*PROBLEM TO WORK ON*. Repeat all of the material exactly as given.

#### EXCERPTED RECORDS ####

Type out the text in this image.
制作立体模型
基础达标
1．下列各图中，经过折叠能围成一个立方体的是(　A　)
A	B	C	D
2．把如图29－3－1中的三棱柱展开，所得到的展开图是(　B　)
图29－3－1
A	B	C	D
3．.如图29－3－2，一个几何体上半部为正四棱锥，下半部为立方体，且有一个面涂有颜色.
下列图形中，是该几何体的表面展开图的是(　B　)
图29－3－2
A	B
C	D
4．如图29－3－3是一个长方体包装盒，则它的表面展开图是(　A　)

####

*PROBLEM SOLUTION*.
Type out the text in this image.
制作立体模型
基础达标
1．下列各图中，经过折叠能围成一个立方体的是(　A　)
A	B	C	D
2．把如图29－3－1中的三棱柱展开，所得到的展开图是(　B　)
图29－3－1
A	B	C	D
3．.如图29－3－2，一个几何体上半部为正四棱锥，下半部为立方体，且有一个面涂有颜色.
下列图形中，是该几何体的表面展开图的是(　B　)
图29－3－2
A	B
C	D
4．如图29－3－3是一个长方体包装盒，则它的表面展开图是(　A　)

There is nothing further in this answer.